WHAT IS NEEDED: The records below should be written out again, exactly.

Dataset items:
·····
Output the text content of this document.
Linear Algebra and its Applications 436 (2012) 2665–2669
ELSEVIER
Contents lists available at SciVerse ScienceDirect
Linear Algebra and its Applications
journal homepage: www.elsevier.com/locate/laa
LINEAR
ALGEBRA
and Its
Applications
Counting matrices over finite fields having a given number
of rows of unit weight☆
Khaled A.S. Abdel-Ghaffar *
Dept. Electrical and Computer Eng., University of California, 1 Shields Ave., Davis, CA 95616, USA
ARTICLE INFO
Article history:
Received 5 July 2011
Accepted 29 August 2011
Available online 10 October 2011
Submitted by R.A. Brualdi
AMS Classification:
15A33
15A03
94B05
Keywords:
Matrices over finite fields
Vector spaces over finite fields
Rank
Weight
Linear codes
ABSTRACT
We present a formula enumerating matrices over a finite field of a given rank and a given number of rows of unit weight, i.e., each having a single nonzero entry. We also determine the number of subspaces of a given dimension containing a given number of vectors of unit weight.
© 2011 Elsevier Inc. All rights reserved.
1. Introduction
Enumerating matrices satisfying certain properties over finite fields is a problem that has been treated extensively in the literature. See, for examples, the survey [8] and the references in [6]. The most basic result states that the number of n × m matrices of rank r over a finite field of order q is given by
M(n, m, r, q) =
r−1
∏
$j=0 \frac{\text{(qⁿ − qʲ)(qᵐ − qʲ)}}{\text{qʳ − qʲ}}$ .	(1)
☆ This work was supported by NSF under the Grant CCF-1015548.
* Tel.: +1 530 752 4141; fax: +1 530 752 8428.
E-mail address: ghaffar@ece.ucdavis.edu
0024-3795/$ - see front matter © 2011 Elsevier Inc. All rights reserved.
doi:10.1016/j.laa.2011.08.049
·····
REPLY:
Output the text content of this document.
Linear Algebra and its Applications 436 (2012) 2665–2669
ELSEVIER
Contents lists available at SciVerse ScienceDirect
Linear Algebra and its Applications
journal homepage: www.elsevier.com/locate/laa
LINEAR
ALGEBRA
and Its
Applications
Counting matrices over finite fields having a given number
of rows of unit weight☆
Khaled A.S. Abdel-Ghaffar *
Dept. Electrical and Computer Eng., University of California, 1 Shields Ave., Davis, CA 95616, USA
ARTICLE INFO
Article history:
Received 5 July 2011
Accepted 29 August 2011
Available online 10 October 2011
Submitted by R.A. Brualdi
AMS Classification:
15A33
15A03
94B05
Keywords:
Matrices over finite fields
Vector spaces over finite fields
Rank
Weight
Linear codes
ABSTRACT
We present a formula enumerating matrices over a finite field of a given rank and a given number of rows of unit weight, i.e., each having a single nonzero entry. We also determine the number of subspaces of a given dimension containing a given number of vectors of unit weight.
© 2011 Elsevier Inc. All rights reserved.
1. Introduction
Enumerating matrices satisfying certain properties over finite fields is a problem that has been treated extensively in the literature. See, for examples, the survey [8] and the references in [6]. The most basic result states that the number of n × m matrices of rank r over a finite field of order q is given by
M(n, m, r, q) =
r−1
∏
$j=0 \frac{\text{(qⁿ − qʲ)(qᵐ − qʲ)}}{\text{qʳ − qʲ}}$ .	(1)
☆ This work was supported by NSF under the Grant CCF-1015548.
* Tel.: +1 530 752 4141; fax: +1 530 752 8428.
E-mail address: ghaffar@ece.ucdavis.edu
0024-3795/$ - see front matter © 2011 Elsevier Inc. All rights reserved.
doi:10.1016/j.laa.2011.08.049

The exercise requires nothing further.